** start Entries shown **
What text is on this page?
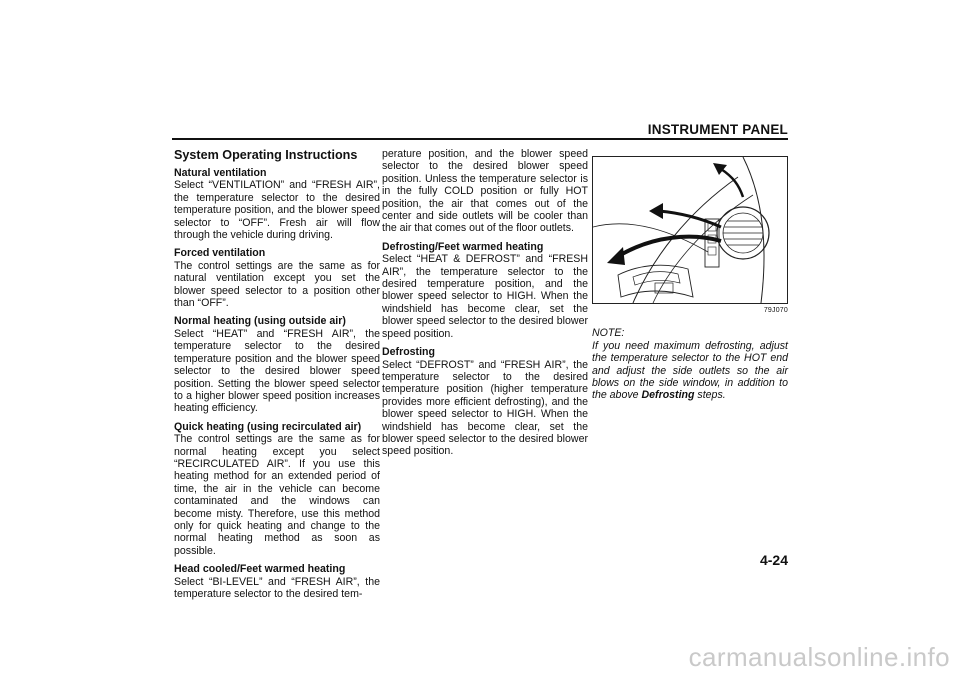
INSTRUMENT PANEL
System Operating Instructions
Natural ventilation

Select “VENTILATION” and “FRESH AIR”, the temperature selector to the desired temperature position, and the blower speed selector to “OFF”. Fresh air will flow through the vehicle during driving.

Forced ventilation

The control settings are the same as for natural ventilation except you set the blower speed selector to a position other than “OFF”.

Normal heating (using outside air)

Select “HEAT” and “FRESH AIR”, the temperature selector to the desired temperature position and the blower speed selector to the desired blower speed position. Setting the blower speed selector to a higher blower speed position increases heating efficiency.

Quick heating (using recirculated air)

The control settings are the same as for normal heating except you select “RECIRCULATED AIR”. If you use this heating method for an extended period of time, the air in the vehicle can become contaminated and the windows can become misty. Therefore, use this method only for quick heating and change to the normal heating method as soon as possible.

Head cooled/Feet warmed heating

Select “BI-LEVEL” and “FRESH AIR”, the temperature selector to the desired tem-

perature position, and the blower speed selector to the desired blower speed position. Unless the temperature selector is in the fully COLD position or fully HOT position, the air that comes out of the center and side outlets will be cooler than the air that comes out of the floor outlets.

Defrosting/Feet warmed heating

Select “HEAT & DEFROST” and “FRESH AIR”, the temperature selector to the desired temperature position, and the blower speed selector to HIGH. When the windshield has become clear, set the blower speed selector to the desired blower speed position.

Defrosting

Select “DEFROST” and “FRESH AIR”, the temperature selector to the desired temperature position (higher temperature provides more efficient defrosting), and the blower speed selector to HIGH. When the windshield has become clear, set the blower speed selector to the desired blower speed position.

79J070
NOTE:

If you need maximum defrosting, adjust the temperature selector to the HOT end and adjust the side outlets so the air blows on the side window, in addition to the above Defrosting steps.

4-24
carmanualsonline.info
** end Entries shown **
What the task asks –
Transcribe the records above exactly as they appear, leaving out any pictures.

Task output –
What text is on this page?
INSTRUMENT PANEL
System Operating Instructions
Natural ventilation

Select “VENTILATION” and “FRESH AIR”, the temperature selector to the desired temperature position, and the blower speed selector to “OFF”. Fresh air will flow through the vehicle during driving.

Forced ventilation

The control settings are the same as for natural ventilation except you set the blower speed selector to a position other than “OFF”.

Normal heating (using outside air)

Select “HEAT” and “FRESH AIR”, the temperature selector to the desired temperature position and the blower speed selector to the desired blower speed position. Setting the blower speed selector to a higher blower speed position increases heating efficiency.

Quick heating (using recirculated air)

The control settings are the same as for normal heating except you select “RECIRCULATED AIR”. If you use this heating method for an extended period of time, the air in the vehicle can become contaminated and the windows can become misty. Therefore, use this method only for quick heating and change to the normal heating method as soon as possible.

Head cooled/Feet warmed heating

Select “BI-LEVEL” and “FRESH AIR”, the temperature selector to the desired tem-

perature position, and the blower speed selector to the desired blower speed position. Unless the temperature selector is in the fully COLD position or fully HOT position, the air that comes out of the center and side outlets will be cooler than the air that comes out of the floor outlets.

Defrosting/Feet warmed heating

Select “HEAT & DEFROST” and “FRESH AIR”, the temperature selector to the desired temperature position, and the blower speed selector to HIGH. When the windshield has become clear, set the blower speed selector to the desired blower speed position.

Defrosting

Select “DEFROST” and “FRESH AIR”, the temperature selector to the desired temperature position (higher temperature provides more efficient defrosting), and the blower speed selector to HIGH. When the windshield has become clear, set the blower speed selector to the desired blower speed position.

79J070
NOTE:

If you need maximum defrosting, adjust the temperature selector to the HOT end and adjust the side outlets so the air blows on the side window, in addition to the above Defrosting steps.

4-24
carmanualsonline.info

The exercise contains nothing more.